GIVEN DATA:
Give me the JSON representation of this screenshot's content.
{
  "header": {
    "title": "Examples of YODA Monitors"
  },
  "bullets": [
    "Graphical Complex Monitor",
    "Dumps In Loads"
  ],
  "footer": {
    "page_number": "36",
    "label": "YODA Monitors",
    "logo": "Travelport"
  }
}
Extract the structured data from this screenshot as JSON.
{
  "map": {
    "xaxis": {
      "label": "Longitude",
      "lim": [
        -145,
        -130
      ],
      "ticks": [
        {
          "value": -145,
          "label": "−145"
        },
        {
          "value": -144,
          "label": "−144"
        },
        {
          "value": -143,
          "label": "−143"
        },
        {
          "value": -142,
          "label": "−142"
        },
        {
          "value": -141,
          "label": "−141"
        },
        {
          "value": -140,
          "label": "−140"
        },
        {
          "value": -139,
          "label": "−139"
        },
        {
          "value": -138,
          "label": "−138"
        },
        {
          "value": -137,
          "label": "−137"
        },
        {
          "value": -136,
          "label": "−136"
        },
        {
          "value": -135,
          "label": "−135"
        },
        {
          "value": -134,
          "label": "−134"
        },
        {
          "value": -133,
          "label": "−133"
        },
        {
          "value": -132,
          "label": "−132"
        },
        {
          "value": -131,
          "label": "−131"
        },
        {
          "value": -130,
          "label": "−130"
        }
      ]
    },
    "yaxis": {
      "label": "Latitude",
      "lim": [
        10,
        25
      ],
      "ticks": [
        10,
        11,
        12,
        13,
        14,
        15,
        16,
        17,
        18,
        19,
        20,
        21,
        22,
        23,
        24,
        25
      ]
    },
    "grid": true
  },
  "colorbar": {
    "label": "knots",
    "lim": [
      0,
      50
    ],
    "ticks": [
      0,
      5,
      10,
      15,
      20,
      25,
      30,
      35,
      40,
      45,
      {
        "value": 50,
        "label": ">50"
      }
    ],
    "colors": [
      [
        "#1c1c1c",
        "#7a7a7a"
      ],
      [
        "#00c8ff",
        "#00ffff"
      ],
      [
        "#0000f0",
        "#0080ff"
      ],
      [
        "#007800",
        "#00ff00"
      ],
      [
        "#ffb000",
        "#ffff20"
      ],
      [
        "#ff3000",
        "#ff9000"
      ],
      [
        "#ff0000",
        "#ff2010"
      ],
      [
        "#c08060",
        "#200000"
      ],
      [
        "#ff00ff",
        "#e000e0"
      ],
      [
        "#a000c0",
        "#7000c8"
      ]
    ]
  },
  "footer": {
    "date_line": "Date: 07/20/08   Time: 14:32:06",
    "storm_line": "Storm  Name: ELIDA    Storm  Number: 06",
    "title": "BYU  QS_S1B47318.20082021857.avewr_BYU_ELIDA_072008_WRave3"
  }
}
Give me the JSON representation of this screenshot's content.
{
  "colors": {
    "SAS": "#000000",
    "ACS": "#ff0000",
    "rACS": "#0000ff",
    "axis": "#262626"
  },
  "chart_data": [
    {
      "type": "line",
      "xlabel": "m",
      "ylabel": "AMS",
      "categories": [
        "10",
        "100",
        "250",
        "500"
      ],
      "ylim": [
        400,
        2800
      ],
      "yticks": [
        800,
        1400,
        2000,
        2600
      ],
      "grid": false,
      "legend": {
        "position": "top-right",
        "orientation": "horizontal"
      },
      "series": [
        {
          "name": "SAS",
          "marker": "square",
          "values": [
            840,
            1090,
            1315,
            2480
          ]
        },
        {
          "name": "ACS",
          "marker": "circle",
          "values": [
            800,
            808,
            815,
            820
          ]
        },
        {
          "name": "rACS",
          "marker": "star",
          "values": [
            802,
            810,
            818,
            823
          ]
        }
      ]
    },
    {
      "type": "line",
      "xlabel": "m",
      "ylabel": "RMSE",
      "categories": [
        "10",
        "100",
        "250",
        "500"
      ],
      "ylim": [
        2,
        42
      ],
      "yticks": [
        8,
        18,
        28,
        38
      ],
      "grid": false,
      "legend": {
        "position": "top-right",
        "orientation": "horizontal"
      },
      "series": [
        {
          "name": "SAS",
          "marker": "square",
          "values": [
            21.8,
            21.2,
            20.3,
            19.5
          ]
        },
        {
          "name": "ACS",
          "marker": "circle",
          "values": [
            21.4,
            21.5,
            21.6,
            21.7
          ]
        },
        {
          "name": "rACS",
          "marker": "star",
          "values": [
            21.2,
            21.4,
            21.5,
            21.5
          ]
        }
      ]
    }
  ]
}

TASK INSTRUCTIONS:
Please copy out each record, character for character.

RESULT BELOW:
Give me the JSON representation of this screenshot's content.
{
  "header": {
    "title": "Examples of YODA Monitors"
  },
  "bullets": [
    "Graphical Complex Monitor",
    "Dumps In Loads"
  ],
  "footer": {
    "page_number": "36",
    "label": "YODA Monitors",
    "logo": "Travelport"
  }
}
Extract the structured data from this screenshot as JSON.
{
  "map": {
    "xaxis": {
      "label": "Longitude",
      "lim": [
        -145,
        -130
      ],
      "ticks": [
        {
          "value": -145,
          "label": "−145"
        },
        {
          "value": -144,
          "label": "−144"
        },
        {
          "value": -143,
          "label": "−143"
        },
        {
          "value": -142,
          "label": "−142"
        },
        {
          "value": -141,
          "label": "−141"
        },
        {
          "value": -140,
          "label": "−140"
        },
        {
          "value": -139,
          "label": "−139"
        },
        {
          "value": -138,
          "label": "−138"
        },
        {
          "value": -137,
          "label": "−137"
        },
        {
          "value": -136,
          "label": "−136"
        },
        {
          "value": -135,
          "label": "−135"
        },
        {
          "value": -134,
          "label": "−134"
        },
        {
          "value": -133,
          "label": "−133"
        },
        {
          "value": -132,
          "label": "−132"
        },
        {
          "value": -131,
          "label": "−131"
        },
        {
          "value": -130,
          "label": "−130"
        }
      ]
    },
    "yaxis": {
      "label": "Latitude",
      "lim": [
        10,
        25
      ],
      "ticks": [
        10,
        11,
        12,
        13,
        14,
        15,
        16,
        17,
        18,
        19,
        20,
        21,
        22,
        23,
        24,
        25
      ]
    },
    "grid": true
  },
  "colorbar": {
    "label": "knots",
    "lim": [
      0,
      50
    ],
    "ticks": [
      0,
      5,
      10,
      15,
      20,
      25,
      30,
      35,
      40,
      45,
      {
        "value": 50,
        "label": ">50"
      }
    ],
    "colors": [
      [
        "#1c1c1c",
        "#7a7a7a"
      ],
      [
        "#00c8ff",
        "#00ffff"
      ],
      [
        "#0000f0",
        "#0080ff"
      ],
      [
        "#007800",
        "#00ff00"
      ],
      [
        "#ffb000",
        "#ffff20"
      ],
      [
        "#ff3000",
        "#ff9000"
      ],
      [
        "#ff0000",
        "#ff2010"
      ],
      [
        "#c08060",
        "#200000"
      ],
      [
        "#ff00ff",
        "#e000e0"
      ],
      [
        "#a000c0",
        "#7000c8"
      ]
    ]
  },
  "footer": {
    "date_line": "Date: 07/20/08   Time: 14:32:06",
    "storm_line": "Storm  Name: ELIDA    Storm  Number: 06",
    "title": "BYU  QS_S1B47318.20082021857.avewr_BYU_ELIDA_072008_WRave3"
  }
}
Give me the JSON representation of this screenshot's content.
{
  "colors": {
    "SAS": "#000000",
    "ACS": "#ff0000",
    "rACS": "#0000ff",
    "axis": "#262626"
  },
  "chart_data": [
    {
      "type": "line",
      "xlabel": "m",
      "ylabel": "AMS",
      "categories": [
        "10",
        "100",
        "250",
        "500"
      ],
      "ylim": [
        400,
        2800
      ],
      "yticks": [
        800,
        1400,
        2000,
        2600
      ],
      "grid": false,
      "legend": {
        "position": "top-right",
        "orientation": "horizontal"
      },
      "series": [
        {
          "name": "SAS",
          "marker": "square",
          "values": [
            840,
            1090,
            1315,
            2480
          ]
        },
        {
          "name": "ACS",
          "marker": "circle",
          "values": [
            800,
            808,
            815,
            820
          ]
        },
        {
          "name": "rACS",
          "marker": "star",
          "values": [
            802,
            810,
            818,
            823
          ]
        }
      ]
    },
    {
      "type": "line",
      "xlabel": "m",
      "ylabel": "RMSE",
      "categories": [
        "10",
        "100",
        "250",
        "500"
      ],
      "ylim": [
        2,
        42
      ],
      "yticks": [
        8,
        18,
        28,
        38
      ],
      "grid": false,
      "legend": {
        "position": "top-right",
        "orientation": "horizontal"
      },
      "series": [
        {
          "name": "SAS",
          "marker": "square",
          "values": [
            21.8,
            21.2,
            20.3,
            19.5
          ]
        },
        {
          "name": "ACS",
          "marker": "circle",
          "values": [
            21.4,
            21.5,
            21.6,
            21.7
          ]
        },
        {
          "name": "rACS",
          "marker": "star",
          "values": [
            21.2,
            21.4,
            21.5,
            21.5
          ]
        }
      ]
    }
  ]
}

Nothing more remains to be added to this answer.